▸ TASK STATEMENT
Report how many lines of the entries below contain the word "smoothed", and nothing more.

▸ STORED ROWS
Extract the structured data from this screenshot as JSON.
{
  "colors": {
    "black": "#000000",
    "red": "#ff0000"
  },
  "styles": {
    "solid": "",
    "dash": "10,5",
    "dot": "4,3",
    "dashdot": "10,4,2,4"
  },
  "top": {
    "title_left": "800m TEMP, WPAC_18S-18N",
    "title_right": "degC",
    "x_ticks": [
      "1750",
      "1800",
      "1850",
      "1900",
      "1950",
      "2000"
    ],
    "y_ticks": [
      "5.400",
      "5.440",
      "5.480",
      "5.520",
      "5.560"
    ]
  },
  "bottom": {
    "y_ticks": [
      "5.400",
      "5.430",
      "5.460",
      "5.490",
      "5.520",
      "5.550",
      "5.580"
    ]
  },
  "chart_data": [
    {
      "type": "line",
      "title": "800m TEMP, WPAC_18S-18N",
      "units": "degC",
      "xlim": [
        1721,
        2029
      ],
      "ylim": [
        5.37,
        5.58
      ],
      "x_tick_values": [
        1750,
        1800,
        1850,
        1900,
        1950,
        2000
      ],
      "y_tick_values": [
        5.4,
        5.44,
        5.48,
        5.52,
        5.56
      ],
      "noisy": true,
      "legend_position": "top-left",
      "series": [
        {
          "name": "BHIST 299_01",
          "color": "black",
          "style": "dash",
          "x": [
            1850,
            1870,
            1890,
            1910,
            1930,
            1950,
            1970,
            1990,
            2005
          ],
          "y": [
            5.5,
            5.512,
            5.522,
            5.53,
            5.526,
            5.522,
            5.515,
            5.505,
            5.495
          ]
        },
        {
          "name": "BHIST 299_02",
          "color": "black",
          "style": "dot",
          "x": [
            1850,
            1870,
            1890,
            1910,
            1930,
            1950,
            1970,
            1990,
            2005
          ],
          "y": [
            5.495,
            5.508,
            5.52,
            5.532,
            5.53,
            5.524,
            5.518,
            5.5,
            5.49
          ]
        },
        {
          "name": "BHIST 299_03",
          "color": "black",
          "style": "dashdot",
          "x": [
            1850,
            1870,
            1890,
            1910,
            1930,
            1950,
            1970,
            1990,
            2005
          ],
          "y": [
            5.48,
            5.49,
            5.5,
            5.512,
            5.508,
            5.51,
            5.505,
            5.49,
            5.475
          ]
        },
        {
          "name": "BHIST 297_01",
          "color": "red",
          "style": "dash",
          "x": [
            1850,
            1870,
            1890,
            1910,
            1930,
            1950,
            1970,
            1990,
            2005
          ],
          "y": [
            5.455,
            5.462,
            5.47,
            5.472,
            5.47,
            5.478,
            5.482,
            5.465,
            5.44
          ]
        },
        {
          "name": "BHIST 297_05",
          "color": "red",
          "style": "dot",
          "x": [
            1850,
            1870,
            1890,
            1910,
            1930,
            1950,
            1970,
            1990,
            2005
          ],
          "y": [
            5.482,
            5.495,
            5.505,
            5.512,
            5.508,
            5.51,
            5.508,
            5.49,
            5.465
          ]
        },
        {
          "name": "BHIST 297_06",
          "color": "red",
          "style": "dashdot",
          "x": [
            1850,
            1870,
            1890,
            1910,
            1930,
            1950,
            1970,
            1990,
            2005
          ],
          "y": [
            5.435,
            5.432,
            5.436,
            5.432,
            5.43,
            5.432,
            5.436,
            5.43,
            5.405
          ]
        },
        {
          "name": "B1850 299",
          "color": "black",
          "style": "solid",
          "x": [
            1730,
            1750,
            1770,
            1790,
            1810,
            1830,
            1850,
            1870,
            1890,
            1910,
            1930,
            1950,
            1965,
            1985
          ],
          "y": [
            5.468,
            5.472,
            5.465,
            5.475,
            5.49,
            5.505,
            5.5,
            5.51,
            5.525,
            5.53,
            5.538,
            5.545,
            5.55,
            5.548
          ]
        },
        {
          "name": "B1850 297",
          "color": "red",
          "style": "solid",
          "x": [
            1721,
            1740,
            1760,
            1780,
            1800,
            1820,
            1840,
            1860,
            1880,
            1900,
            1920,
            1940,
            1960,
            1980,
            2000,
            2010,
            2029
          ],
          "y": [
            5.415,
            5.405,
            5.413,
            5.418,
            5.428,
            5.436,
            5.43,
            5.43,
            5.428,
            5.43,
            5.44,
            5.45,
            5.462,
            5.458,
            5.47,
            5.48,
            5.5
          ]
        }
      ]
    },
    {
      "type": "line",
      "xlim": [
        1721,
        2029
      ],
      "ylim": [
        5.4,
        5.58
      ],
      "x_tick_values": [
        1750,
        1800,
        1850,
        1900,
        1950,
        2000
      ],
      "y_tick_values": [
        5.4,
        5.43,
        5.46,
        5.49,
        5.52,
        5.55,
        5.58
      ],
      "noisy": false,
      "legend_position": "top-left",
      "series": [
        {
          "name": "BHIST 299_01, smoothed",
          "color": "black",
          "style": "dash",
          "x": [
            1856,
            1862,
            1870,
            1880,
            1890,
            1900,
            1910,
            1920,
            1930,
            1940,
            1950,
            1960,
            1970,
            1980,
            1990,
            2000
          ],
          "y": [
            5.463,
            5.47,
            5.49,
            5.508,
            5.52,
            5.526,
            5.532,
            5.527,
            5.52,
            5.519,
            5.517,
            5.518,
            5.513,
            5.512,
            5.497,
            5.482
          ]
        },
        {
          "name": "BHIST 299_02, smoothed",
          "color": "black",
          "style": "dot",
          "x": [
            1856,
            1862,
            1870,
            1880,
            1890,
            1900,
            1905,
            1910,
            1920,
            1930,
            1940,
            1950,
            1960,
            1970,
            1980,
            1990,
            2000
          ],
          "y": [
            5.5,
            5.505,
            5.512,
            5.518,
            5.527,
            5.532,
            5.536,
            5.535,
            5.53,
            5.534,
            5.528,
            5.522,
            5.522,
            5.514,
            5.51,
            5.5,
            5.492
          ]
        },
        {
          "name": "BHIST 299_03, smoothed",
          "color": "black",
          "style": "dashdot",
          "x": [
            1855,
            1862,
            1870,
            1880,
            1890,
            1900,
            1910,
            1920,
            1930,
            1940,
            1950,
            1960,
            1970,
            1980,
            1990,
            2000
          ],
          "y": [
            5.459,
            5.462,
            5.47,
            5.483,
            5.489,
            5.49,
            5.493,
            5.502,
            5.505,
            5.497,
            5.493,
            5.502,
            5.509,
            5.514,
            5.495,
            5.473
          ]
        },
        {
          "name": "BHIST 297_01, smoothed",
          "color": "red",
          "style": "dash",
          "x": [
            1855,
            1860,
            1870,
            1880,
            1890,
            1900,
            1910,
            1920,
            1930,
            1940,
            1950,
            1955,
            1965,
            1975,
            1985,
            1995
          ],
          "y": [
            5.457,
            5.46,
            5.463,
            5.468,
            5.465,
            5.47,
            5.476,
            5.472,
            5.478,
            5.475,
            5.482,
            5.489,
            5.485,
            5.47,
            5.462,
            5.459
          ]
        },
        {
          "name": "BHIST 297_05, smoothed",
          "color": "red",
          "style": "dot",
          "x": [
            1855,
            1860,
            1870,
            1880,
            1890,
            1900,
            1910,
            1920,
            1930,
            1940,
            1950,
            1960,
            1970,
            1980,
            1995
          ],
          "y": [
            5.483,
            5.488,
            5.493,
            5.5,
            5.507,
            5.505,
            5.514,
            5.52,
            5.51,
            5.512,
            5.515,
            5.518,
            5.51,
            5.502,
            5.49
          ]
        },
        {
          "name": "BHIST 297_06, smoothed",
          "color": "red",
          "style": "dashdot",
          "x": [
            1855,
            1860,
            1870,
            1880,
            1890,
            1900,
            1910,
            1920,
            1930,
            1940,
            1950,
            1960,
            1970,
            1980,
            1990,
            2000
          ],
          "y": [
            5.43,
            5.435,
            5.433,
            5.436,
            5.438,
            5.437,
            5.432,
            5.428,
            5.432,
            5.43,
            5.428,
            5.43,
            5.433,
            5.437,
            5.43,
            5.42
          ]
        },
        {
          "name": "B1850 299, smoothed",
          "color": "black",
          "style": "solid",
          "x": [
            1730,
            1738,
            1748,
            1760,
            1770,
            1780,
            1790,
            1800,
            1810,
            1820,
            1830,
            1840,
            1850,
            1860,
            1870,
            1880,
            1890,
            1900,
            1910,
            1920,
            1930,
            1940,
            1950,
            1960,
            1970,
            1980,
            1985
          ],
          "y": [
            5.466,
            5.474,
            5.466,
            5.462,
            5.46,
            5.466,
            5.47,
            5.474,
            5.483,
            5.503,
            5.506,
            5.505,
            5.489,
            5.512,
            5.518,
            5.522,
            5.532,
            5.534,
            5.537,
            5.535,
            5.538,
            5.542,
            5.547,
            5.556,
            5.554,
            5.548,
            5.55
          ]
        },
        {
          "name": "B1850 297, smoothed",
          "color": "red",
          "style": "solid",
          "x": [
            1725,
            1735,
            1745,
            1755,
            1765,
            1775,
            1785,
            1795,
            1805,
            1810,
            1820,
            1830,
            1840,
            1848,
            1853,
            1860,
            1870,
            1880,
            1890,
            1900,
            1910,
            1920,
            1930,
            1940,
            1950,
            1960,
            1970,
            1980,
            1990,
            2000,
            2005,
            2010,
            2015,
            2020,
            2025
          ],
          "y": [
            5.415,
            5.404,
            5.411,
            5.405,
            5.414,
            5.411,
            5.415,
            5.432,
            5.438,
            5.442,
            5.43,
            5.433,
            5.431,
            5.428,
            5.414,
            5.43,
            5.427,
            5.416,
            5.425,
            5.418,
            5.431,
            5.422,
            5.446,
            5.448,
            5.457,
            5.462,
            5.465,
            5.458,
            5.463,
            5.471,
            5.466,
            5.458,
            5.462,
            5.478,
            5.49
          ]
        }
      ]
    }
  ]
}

▸ WRITTEN SOLUTION
8